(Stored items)
◇ ◇ ◇ ◇ ◇ ◇ ◇

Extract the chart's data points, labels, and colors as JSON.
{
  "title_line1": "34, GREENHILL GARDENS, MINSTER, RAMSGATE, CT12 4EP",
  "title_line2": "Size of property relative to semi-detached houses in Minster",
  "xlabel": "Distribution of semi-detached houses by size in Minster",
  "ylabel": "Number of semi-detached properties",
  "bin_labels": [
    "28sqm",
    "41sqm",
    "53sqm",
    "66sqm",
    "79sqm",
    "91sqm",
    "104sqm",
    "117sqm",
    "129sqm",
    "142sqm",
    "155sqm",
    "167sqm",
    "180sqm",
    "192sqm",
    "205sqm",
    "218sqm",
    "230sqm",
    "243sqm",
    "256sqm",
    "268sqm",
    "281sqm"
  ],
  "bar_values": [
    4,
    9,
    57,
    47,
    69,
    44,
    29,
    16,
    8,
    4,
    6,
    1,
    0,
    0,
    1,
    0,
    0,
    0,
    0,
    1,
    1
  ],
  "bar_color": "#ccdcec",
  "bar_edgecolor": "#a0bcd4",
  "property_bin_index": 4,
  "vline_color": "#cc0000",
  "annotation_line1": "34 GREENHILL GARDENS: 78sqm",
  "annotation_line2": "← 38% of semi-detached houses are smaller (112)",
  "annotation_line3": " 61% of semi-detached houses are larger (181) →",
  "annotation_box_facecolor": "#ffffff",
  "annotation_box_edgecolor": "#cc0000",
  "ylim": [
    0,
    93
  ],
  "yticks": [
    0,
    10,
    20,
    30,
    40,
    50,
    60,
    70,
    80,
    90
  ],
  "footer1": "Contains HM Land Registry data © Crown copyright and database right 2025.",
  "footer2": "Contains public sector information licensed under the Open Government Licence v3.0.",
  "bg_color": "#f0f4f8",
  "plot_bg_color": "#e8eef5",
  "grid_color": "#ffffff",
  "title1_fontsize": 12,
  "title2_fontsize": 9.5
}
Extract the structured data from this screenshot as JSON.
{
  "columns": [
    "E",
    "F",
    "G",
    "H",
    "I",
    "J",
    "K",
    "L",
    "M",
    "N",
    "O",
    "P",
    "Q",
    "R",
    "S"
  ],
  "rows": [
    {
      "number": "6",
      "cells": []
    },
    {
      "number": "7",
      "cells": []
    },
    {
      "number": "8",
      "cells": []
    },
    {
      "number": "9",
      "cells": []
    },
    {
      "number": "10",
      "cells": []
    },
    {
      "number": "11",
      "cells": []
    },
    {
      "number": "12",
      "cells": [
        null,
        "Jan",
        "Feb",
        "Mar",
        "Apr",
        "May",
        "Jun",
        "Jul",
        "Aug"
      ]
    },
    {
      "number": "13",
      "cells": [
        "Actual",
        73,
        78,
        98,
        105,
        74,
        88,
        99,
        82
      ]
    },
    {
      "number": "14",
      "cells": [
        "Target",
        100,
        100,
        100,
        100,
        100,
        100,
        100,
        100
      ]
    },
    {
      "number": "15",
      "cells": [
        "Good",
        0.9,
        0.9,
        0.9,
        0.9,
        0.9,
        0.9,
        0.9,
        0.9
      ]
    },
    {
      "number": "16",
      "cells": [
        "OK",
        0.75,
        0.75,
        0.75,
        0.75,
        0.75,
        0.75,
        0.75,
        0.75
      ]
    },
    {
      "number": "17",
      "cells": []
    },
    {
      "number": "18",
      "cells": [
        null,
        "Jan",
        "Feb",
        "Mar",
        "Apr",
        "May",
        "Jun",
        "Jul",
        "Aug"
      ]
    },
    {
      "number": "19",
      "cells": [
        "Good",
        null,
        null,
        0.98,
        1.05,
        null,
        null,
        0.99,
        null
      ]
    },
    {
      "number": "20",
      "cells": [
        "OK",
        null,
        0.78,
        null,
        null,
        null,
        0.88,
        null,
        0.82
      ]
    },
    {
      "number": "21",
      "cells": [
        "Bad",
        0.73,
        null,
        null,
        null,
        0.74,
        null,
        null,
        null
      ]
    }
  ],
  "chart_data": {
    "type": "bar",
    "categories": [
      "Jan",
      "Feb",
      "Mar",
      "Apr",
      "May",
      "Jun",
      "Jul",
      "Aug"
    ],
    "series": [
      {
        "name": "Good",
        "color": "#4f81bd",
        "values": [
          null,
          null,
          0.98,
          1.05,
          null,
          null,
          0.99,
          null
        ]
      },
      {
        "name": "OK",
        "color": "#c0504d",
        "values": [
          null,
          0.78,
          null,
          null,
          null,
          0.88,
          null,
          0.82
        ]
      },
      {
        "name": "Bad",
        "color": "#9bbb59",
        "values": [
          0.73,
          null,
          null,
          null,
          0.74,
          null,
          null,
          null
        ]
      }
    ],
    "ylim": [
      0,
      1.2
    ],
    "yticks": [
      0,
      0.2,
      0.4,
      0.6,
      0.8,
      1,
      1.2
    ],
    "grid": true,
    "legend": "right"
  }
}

◇ ◇ ◇ ◇ ◇ ◇ ◇

■ **Required task**:
Reproduce the full listing exactly.

■ **Answer to this problem**:
Extract the chart's data points, labels, and colors as JSON.
{
  "title_line1": "34, GREENHILL GARDENS, MINSTER, RAMSGATE, CT12 4EP",
  "title_line2": "Size of property relative to semi-detached houses in Minster",
  "xlabel": "Distribution of semi-detached houses by size in Minster",
  "ylabel": "Number of semi-detached properties",
  "bin_labels": [
    "28sqm",
    "41sqm",
    "53sqm",
    "66sqm",
    "79sqm",
    "91sqm",
    "104sqm",
    "117sqm",
    "129sqm",
    "142sqm",
    "155sqm",
    "167sqm",
    "180sqm",
    "192sqm",
    "205sqm",
    "218sqm",
    "230sqm",
    "243sqm",
    "256sqm",
    "268sqm",
    "281sqm"
  ],
  "bar_values": [
    4,
    9,
    57,
    47,
    69,
    44,
    29,
    16,
    8,
    4,
    6,
    1,
    0,
    0,
    1,
    0,
    0,
    0,
    0,
    1,
    1
  ],
  "bar_color": "#ccdcec",
  "bar_edgecolor": "#a0bcd4",
  "property_bin_index": 4,
  "vline_color": "#cc0000",
  "annotation_line1": "34 GREENHILL GARDENS: 78sqm",
  "annotation_line2": "← 38% of semi-detached houses are smaller (112)",
  "annotation_line3": " 61% of semi-detached houses are larger (181) →",
  "annotation_box_facecolor": "#ffffff",
  "annotation_box_edgecolor": "#cc0000",
  "ylim": [
    0,
    93
  ],
  "yticks": [
    0,
    10,
    20,
    30,
    40,
    50,
    60,
    70,
    80,
    90
  ],
  "footer1": "Contains HM Land Registry data © Crown copyright and database right 2025.",
  "footer2": "Contains public sector information licensed under the Open Government Licence v3.0.",
  "bg_color": "#f0f4f8",
  "plot_bg_color": "#e8eef5",
  "grid_color": "#ffffff",
  "title1_fontsize": 12,
  "title2_fontsize": 9.5
}
Extract the structured data from this screenshot as JSON.
{
  "columns": [
    "E",
    "F",
    "G",
    "H",
    "I",
    "J",
    "K",
    "L",
    "M",
    "N",
    "O",
    "P",
    "Q",
    "R",
    "S"
  ],
  "rows": [
    {
      "number": "6",
      "cells": []
    },
    {
      "number": "7",
      "cells": []
    },
    {
      "number": "8",
      "cells": []
    },
    {
      "number": "9",
      "cells": []
    },
    {
      "number": "10",
      "cells": []
    },
    {
      "number": "11",
      "cells": []
    },
    {
      "number": "12",
      "cells": [
        null,
        "Jan",
        "Feb",
        "Mar",
        "Apr",
        "May",
        "Jun",
        "Jul",
        "Aug"
      ]
    },
    {
      "number": "13",
      "cells": [
        "Actual",
        73,
        78,
        98,
        105,
        74,
        88,
        99,
        82
      ]
    },
    {
      "number": "14",
      "cells": [
        "Target",
        100,
        100,
        100,
        100,
        100,
        100,
        100,
        100
      ]
    },
    {
      "number": "15",
      "cells": [
        "Good",
        0.9,
        0.9,
        0.9,
        0.9,
        0.9,
        0.9,
        0.9,
        0.9
      ]
    },
    {
      "number": "16",
      "cells": [
        "OK",
        0.75,
        0.75,
        0.75,
        0.75,
        0.75,
        0.75,
        0.75,
        0.75
      ]
    },
    {
      "number": "17",
      "cells": []
    },
    {
      "number": "18",
      "cells": [
        null,
        "Jan",
        "Feb",
        "Mar",
        "Apr",
        "May",
        "Jun",
        "Jul",
        "Aug"
      ]
    },
    {
      "number": "19",
      "cells": [
        "Good",
        null,
        null,
        0.98,
        1.05,
        null,
        null,
        0.99,
        null
      ]
    },
    {
      "number": "20",
      "cells": [
        "OK",
        null,
        0.78,
        null,
        null,
        null,
        0.88,
        null,
        0.82
      ]
    },
    {
      "number": "21",
      "cells": [
        "Bad",
        0.73,
        null,
        null,
        null,
        0.74,
        null,
        null,
        null
      ]
    }
  ],
  "chart_data": {
    "type": "bar",
    "categories": [
      "Jan",
      "Feb",
      "Mar",
      "Apr",
      "May",
      "Jun",
      "Jul",
      "Aug"
    ],
    "series": [
      {
        "name": "Good",
        "color": "#4f81bd",
        "values": [
          null,
          null,
          0.98,
          1.05,
          null,
          null,
          0.99,
          null
        ]
      },
      {
        "name": "OK",
        "color": "#c0504d",
        "values": [
          null,
          0.78,
          null,
          null,
          null,
          0.88,
          null,
          0.82
        ]
      },
      {
        "name": "Bad",
        "color": "#9bbb59",
        "values": [
          0.73,
          null,
          null,
          null,
          0.74,
          null,
          null,
          null
        ]
      }
    ],
    "ylim": [
      0,
      1.2
    ],
    "yticks": [
      0,
      0.2,
      0.4,
      0.6,
      0.8,
      1,
      1.2
    ],
    "grid": true,
    "legend": "right"
  }
}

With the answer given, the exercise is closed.